Exercise brief — Print the complete set of entries exactly.

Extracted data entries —
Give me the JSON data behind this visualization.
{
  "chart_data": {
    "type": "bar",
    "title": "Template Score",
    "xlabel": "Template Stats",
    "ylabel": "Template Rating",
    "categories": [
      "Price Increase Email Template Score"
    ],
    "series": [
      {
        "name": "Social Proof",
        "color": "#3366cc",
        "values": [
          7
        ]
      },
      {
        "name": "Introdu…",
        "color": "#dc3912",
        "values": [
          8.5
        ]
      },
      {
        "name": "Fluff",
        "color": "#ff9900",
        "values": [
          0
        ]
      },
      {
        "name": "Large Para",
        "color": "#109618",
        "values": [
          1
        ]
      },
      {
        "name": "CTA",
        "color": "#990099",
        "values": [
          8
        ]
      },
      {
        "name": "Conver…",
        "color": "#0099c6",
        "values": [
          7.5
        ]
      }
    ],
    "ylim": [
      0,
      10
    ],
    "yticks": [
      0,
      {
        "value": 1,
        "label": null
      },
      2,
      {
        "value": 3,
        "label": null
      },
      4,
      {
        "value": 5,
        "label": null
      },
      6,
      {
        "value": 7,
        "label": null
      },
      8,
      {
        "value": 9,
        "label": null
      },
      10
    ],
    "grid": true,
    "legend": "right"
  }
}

The answer —
Give me the JSON data behind this visualization.
{
  "chart_data": {
    "type": "bar",
    "title": "Template Score",
    "xlabel": "Template Stats",
    "ylabel": "Template Rating",
    "categories": [
      "Price Increase Email Template Score"
    ],
    "series": [
      {
        "name": "Social Proof",
        "color": "#3366cc",
        "values": [
          7
        ]
      },
      {
        "name": "Introdu…",
        "color": "#dc3912",
        "values": [
          8.5
        ]
      },
      {
        "name": "Fluff",
        "color": "#ff9900",
        "values": [
          0
        ]
      },
      {
        "name": "Large Para",
        "color": "#109618",
        "values": [
          1
        ]
      },
      {
        "name": "CTA",
        "color": "#990099",
        "values": [
          8
        ]
      },
      {
        "name": "Conver…",
        "color": "#0099c6",
        "values": [
          7.5
        ]
      }
    ],
    "ylim": [
      0,
      10
    ],
    "yticks": [
      0,
      {
        "value": 1,
        "label": null
      },
      2,
      {
        "value": 3,
        "label": null
      },
      4,
      {
        "value": 5,
        "label": null
      },
      6,
      {
        "value": 7,
        "label": null
      },
      8,
      {
        "value": 9,
        "label": null
      },
      10
    ],
    "grid": true,
    "legend": "right"
  }
}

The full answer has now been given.